ENTRIES SHOWN start

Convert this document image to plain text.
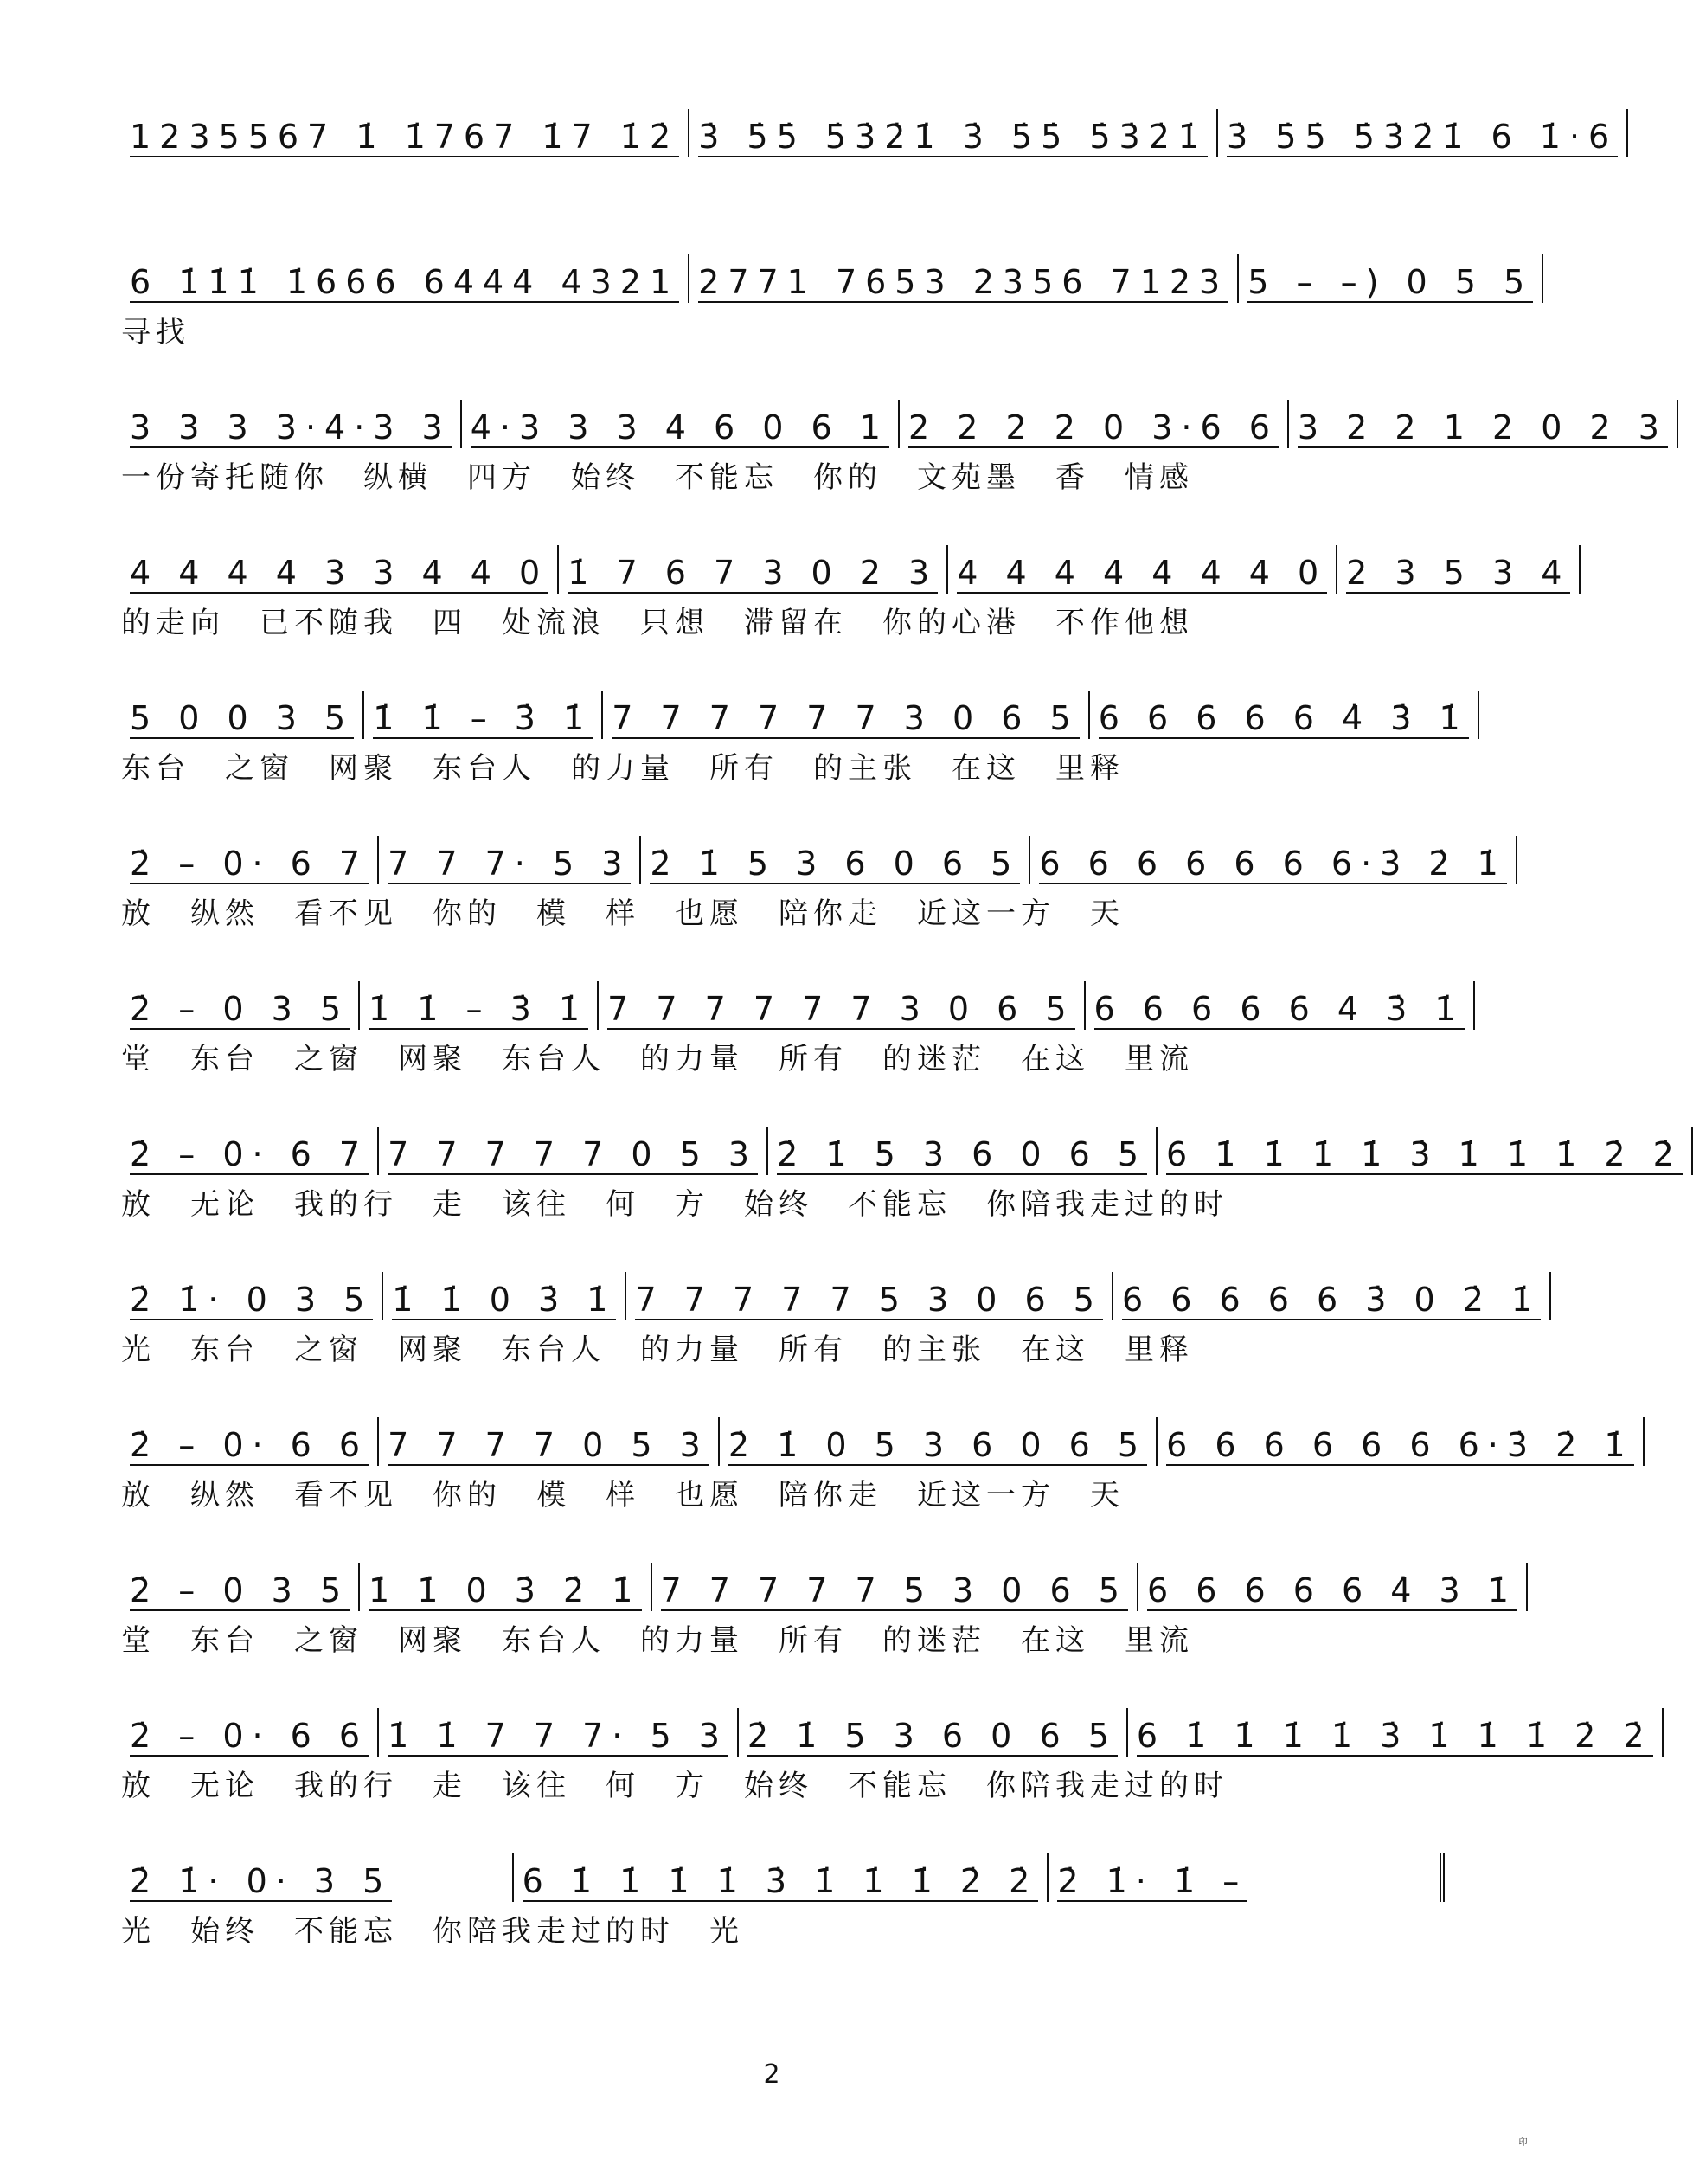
1235567 1̇ 1̇767 1̇7 1̇2̇ 3̇ 5̇5̇ 5̇3̇2̇1̇ 3̇ 5̇5̇ 5̇3̇2̇1̇ 3̇ 5̇5̇ 5̇3̇2̇1̇ 6 1̇·6
6 1̇1̇1̇ 1̇666 6444 4321 2771 7653 2356 7123 5 – –) 0 5 5
寻找
3 3 3 3·4·3 3 4·3 3 3 4 6 0 6 1 2 2 2 2 0 3·6 6 3 2 2 1 2 0 2 3
一份寄托随你　纵横　四方　始终　不能忘　你的　文苑墨　香　情感
4 4 4 4 3 3 4 4 0 1̇ 7 6 7 3 0 2 3 4 4 4 4 4 4 4 0 2 3 5 3 4
的走向　已不随我　四　处流浪　只想　滞留在　你的心港　不作他想
5 0 0 3 5 1̇ 1̇ – 3̇ 1̇ 7 7 7 7 7 7 3 0 6 5 6 6 6 6 6 4̇ 3̇ 1̇
东台　之窗　网聚　东台人　的力量　所有　的主张　在这　里释
2̇ – 0· 6 7 7 7 7· 5 3 2̇ 1̇ 5 3 6 0 6 5 6 6 6 6 6 6 6·3̇ 2̇ 1̇
放　纵然　看不见　你的　模　样　也愿　陪你走　近这一方　天
2̇ – 0 3 5 1̇ 1̇ – 3̇ 1̇ 7 7 7 7 7 7 3 0 6 5 6 6 6 6 6 4 3̇ 1̇
堂　东台　之窗　网聚　东台人　的力量　所有　的迷茫　在这　里流
2̇ – 0· 6 7 7 7 7 7 7 0 5 3 2̇ 1̇ 5 3 6 0 6 5 6 1̇ 1̇ 1̇ 1̇ 3̇ 1̇ 1̇ 1̇ 2̇ 2̇
放　无论　我的行　走　该往　何　方　始终　不能忘　你陪我走过的时
2̇ 1̇· 0 3 5 1̇ 1̇ 0 3̇ 1̇ 7 7 7 7 7 5 3 0 6 5 6 6 6 6 6 3̇ 0 2̇ 1̇
光　东台　之窗　网聚　东台人　的力量　所有　的主张　在这　里释
2̇ – 0· 6 6 7 7 7 7 0 5 3 2̇ 1̇ 0 5 3 6 0 6 5 6 6 6 6 6 6 6·3̇ 2̇ 1̇
放　纵然　看不见　你的　模　样　也愿　陪你走　近这一方　天
2̇ – 0 3 5 1̇ 1̇ 0 3̇ 2̇ 1̇ 7 7 7 7 7 5 3 0 6 5 6 6 6 6 6 4̇ 3̇ 1̇
堂　东台　之窗　网聚　东台人　的力量　所有　的迷茫　在这　里流
2̇ – 0· 6 6 1̇ 1̇ 7 7 7· 5 3 2̇ 1̇ 5 3 6 0 6 5 6 1̇ 1̇ 1̇ 1̇ 3̇ 1̇ 1̇ 1̇ 2̇ 2̇
放　无论　我的行　走　该往　何　方　始终　不能忘　你陪我走过的时
2̇ 1̇· 0· 3 5	6 1̇ 1̇ 1̇ 1̇ 3̇ 1̇ 1̇ 1̇ 2̇ 2̇ 2̇ 1̇· 1̇ –
光　始终　不能忘　你陪我走过的时　光
2
印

ENTRIES SHOWN end

> THE TASK: Return all of the data exactly as written, and drop the pictures.

> RESPONSE TO THE TASK:
Convert this document image to plain text.
1235567 1̇ 1̇767 1̇7 1̇2̇ 3̇ 5̇5̇ 5̇3̇2̇1̇ 3̇ 5̇5̇ 5̇3̇2̇1̇ 3̇ 5̇5̇ 5̇3̇2̇1̇ 6 1̇·6
6 1̇1̇1̇ 1̇666 6444 4321 2771 7653 2356 7123 5 – –) 0 5 5
寻找
3 3 3 3·4·3 3 4·3 3 3 4 6 0 6 1 2 2 2 2 0 3·6 6 3 2 2 1 2 0 2 3
一份寄托随你　纵横　四方　始终　不能忘　你的　文苑墨　香　情感
4 4 4 4 3 3 4 4 0 1̇ 7 6 7 3 0 2 3 4 4 4 4 4 4 4 0 2 3 5 3 4
的走向　已不随我　四　处流浪　只想　滞留在　你的心港　不作他想
5 0 0 3 5 1̇ 1̇ – 3̇ 1̇ 7 7 7 7 7 7 3 0 6 5 6 6 6 6 6 4̇ 3̇ 1̇
东台　之窗　网聚　东台人　的力量　所有　的主张　在这　里释
2̇ – 0· 6 7 7 7 7· 5 3 2̇ 1̇ 5 3 6 0 6 5 6 6 6 6 6 6 6·3̇ 2̇ 1̇
放　纵然　看不见　你的　模　样　也愿　陪你走　近这一方　天
2̇ – 0 3 5 1̇ 1̇ – 3̇ 1̇ 7 7 7 7 7 7 3 0 6 5 6 6 6 6 6 4 3̇ 1̇
堂　东台　之窗　网聚　东台人　的力量　所有　的迷茫　在这　里流
2̇ – 0· 6 7 7 7 7 7 7 0 5 3 2̇ 1̇ 5 3 6 0 6 5 6 1̇ 1̇ 1̇ 1̇ 3̇ 1̇ 1̇ 1̇ 2̇ 2̇
放　无论　我的行　走　该往　何　方　始终　不能忘　你陪我走过的时
2̇ 1̇· 0 3 5 1̇ 1̇ 0 3̇ 1̇ 7 7 7 7 7 5 3 0 6 5 6 6 6 6 6 3̇ 0 2̇ 1̇
光　东台　之窗　网聚　东台人　的力量　所有　的主张　在这　里释
2̇ – 0· 6 6 7 7 7 7 0 5 3 2̇ 1̇ 0 5 3 6 0 6 5 6 6 6 6 6 6 6·3̇ 2̇ 1̇
放　纵然　看不见　你的　模　样　也愿　陪你走　近这一方　天
2̇ – 0 3 5 1̇ 1̇ 0 3̇ 2̇ 1̇ 7 7 7 7 7 5 3 0 6 5 6 6 6 6 6 4̇ 3̇ 1̇
堂　东台　之窗　网聚　东台人　的力量　所有　的迷茫　在这　里流
2̇ – 0· 6 6 1̇ 1̇ 7 7 7· 5 3 2̇ 1̇ 5 3 6 0 6 5 6 1̇ 1̇ 1̇ 1̇ 3̇ 1̇ 1̇ 1̇ 2̇ 2̇
放　无论　我的行　走　该往　何　方　始终　不能忘　你陪我走过的时
2̇ 1̇· 0· 3 5	6 1̇ 1̇ 1̇ 1̇ 3̇ 1̇ 1̇ 1̇ 2̇ 2̇ 2̇ 1̇· 1̇ –
光　始终　不能忘　你陪我走过的时　光
2
印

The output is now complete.